## [Data shown]

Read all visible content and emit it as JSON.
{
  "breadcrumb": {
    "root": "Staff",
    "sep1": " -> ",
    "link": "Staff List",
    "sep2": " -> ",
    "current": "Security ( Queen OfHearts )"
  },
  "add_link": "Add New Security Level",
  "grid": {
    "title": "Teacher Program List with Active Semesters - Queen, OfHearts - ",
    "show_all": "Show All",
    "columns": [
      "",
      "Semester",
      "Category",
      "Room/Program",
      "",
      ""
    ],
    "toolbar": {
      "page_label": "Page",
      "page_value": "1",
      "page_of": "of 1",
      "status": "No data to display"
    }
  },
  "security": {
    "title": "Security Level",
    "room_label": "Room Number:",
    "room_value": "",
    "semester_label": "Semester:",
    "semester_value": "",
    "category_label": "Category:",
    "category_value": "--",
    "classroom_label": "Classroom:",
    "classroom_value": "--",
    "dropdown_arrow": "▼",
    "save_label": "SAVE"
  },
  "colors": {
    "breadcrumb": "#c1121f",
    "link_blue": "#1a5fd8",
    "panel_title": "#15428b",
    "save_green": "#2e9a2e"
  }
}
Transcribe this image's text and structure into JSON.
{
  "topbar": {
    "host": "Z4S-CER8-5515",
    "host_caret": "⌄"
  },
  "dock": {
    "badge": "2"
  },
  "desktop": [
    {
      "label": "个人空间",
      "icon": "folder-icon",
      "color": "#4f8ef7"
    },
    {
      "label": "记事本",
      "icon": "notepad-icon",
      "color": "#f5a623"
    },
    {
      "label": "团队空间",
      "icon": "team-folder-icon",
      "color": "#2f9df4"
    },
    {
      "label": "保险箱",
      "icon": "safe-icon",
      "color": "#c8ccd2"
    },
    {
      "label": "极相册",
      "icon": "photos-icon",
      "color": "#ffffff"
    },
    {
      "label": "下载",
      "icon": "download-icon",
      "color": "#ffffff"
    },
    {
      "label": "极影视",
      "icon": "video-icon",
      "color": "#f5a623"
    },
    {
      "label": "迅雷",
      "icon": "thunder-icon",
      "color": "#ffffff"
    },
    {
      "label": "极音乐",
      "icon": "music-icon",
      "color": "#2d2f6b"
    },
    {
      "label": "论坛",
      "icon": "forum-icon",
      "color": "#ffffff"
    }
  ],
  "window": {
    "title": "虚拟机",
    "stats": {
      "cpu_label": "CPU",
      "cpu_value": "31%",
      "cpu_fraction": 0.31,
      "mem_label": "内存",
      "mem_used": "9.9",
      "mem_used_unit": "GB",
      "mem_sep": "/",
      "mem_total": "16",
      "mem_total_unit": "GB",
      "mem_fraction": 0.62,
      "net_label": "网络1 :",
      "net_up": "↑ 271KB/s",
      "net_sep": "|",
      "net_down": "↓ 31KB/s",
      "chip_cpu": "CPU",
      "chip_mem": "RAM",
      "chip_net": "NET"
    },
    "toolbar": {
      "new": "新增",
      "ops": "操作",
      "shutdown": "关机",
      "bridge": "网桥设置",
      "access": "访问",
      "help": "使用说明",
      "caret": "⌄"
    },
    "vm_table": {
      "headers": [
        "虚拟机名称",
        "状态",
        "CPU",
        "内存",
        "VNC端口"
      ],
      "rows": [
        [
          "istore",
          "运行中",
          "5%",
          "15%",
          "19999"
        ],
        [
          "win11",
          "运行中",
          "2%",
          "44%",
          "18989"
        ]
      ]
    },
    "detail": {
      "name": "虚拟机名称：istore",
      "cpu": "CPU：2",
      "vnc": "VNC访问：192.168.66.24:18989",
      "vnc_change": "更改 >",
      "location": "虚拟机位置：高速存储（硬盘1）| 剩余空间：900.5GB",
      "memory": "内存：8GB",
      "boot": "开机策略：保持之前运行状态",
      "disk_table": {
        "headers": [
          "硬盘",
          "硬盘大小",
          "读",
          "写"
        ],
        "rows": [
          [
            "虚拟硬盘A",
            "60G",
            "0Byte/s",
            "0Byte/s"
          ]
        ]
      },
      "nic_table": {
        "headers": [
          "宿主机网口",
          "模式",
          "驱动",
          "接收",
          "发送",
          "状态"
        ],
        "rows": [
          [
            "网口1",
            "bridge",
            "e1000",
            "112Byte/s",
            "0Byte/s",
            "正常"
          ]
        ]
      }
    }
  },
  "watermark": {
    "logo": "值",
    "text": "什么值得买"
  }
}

## [Description of the task]
Output each record exactly, leaving nothing out.

## [Output for this task]
Read all visible content and emit it as JSON.
{
  "breadcrumb": {
    "root": "Staff",
    "sep1": " -> ",
    "link": "Staff List",
    "sep2": " -> ",
    "current": "Security ( Queen OfHearts )"
  },
  "add_link": "Add New Security Level",
  "grid": {
    "title": "Teacher Program List with Active Semesters - Queen, OfHearts - ",
    "show_all": "Show All",
    "columns": [
      "",
      "Semester",
      "Category",
      "Room/Program",
      "",
      ""
    ],
    "toolbar": {
      "page_label": "Page",
      "page_value": "1",
      "page_of": "of 1",
      "status": "No data to display"
    }
  },
  "security": {
    "title": "Security Level",
    "room_label": "Room Number:",
    "room_value": "",
    "semester_label": "Semester:",
    "semester_value": "",
    "category_label": "Category:",
    "category_value": "--",
    "classroom_label": "Classroom:",
    "classroom_value": "--",
    "dropdown_arrow": "▼",
    "save_label": "SAVE"
  },
  "colors": {
    "breadcrumb": "#c1121f",
    "link_blue": "#1a5fd8",
    "panel_title": "#15428b",
    "save_green": "#2e9a2e"
  }
}
Transcribe this image's text and structure into JSON.
{
  "topbar": {
    "host": "Z4S-CER8-5515",
    "host_caret": "⌄"
  },
  "dock": {
    "badge": "2"
  },
  "desktop": [
    {
      "label": "个人空间",
      "icon": "folder-icon",
      "color": "#4f8ef7"
    },
    {
      "label": "记事本",
      "icon": "notepad-icon",
      "color": "#f5a623"
    },
    {
      "label": "团队空间",
      "icon": "team-folder-icon",
      "color": "#2f9df4"
    },
    {
      "label": "保险箱",
      "icon": "safe-icon",
      "color": "#c8ccd2"
    },
    {
      "label": "极相册",
      "icon": "photos-icon",
      "color": "#ffffff"
    },
    {
      "label": "下载",
      "icon": "download-icon",
      "color": "#ffffff"
    },
    {
      "label": "极影视",
      "icon": "video-icon",
      "color": "#f5a623"
    },
    {
      "label": "迅雷",
      "icon": "thunder-icon",
      "color": "#ffffff"
    },
    {
      "label": "极音乐",
      "icon": "music-icon",
      "color": "#2d2f6b"
    },
    {
      "label": "论坛",
      "icon": "forum-icon",
      "color": "#ffffff"
    }
  ],
  "window": {
    "title": "虚拟机",
    "stats": {
      "cpu_label": "CPU",
      "cpu_value": "31%",
      "cpu_fraction": 0.31,
      "mem_label": "内存",
      "mem_used": "9.9",
      "mem_used_unit": "GB",
      "mem_sep": "/",
      "mem_total": "16",
      "mem_total_unit": "GB",
      "mem_fraction": 0.62,
      "net_label": "网络1 :",
      "net_up": "↑ 271KB/s",
      "net_sep": "|",
      "net_down": "↓ 31KB/s",
      "chip_cpu": "CPU",
      "chip_mem": "RAM",
      "chip_net": "NET"
    },
    "toolbar": {
      "new": "新增",
      "ops": "操作",
      "shutdown": "关机",
      "bridge": "网桥设置",
      "access": "访问",
      "help": "使用说明",
      "caret": "⌄"
    },
    "vm_table": {
      "headers": [
        "虚拟机名称",
        "状态",
        "CPU",
        "内存",
        "VNC端口"
      ],
      "rows": [
        [
          "istore",
          "运行中",
          "5%",
          "15%",
          "19999"
        ],
        [
          "win11",
          "运行中",
          "2%",
          "44%",
          "18989"
        ]
      ]
    },
    "detail": {
      "name": "虚拟机名称：istore",
      "cpu": "CPU：2",
      "vnc": "VNC访问：192.168.66.24:18989",
      "vnc_change": "更改 >",
      "location": "虚拟机位置：高速存储（硬盘1）| 剩余空间：900.5GB",
      "memory": "内存：8GB",
      "boot": "开机策略：保持之前运行状态",
      "disk_table": {
        "headers": [
          "硬盘",
          "硬盘大小",
          "读",
          "写"
        ],
        "rows": [
          [
            "虚拟硬盘A",
            "60G",
            "0Byte/s",
            "0Byte/s"
          ]
        ]
      },
      "nic_table": {
        "headers": [
          "宿主机网口",
          "模式",
          "驱动",
          "接收",
          "发送",
          "状态"
        ],
        "rows": [
          [
            "网口1",
            "bridge",
            "e1000",
            "112Byte/s",
            "0Byte/s",
            "正常"
          ]
        ]
      }
    }
  },
  "watermark": {
    "logo": "值",
    "text": "什么值得买"
  }
}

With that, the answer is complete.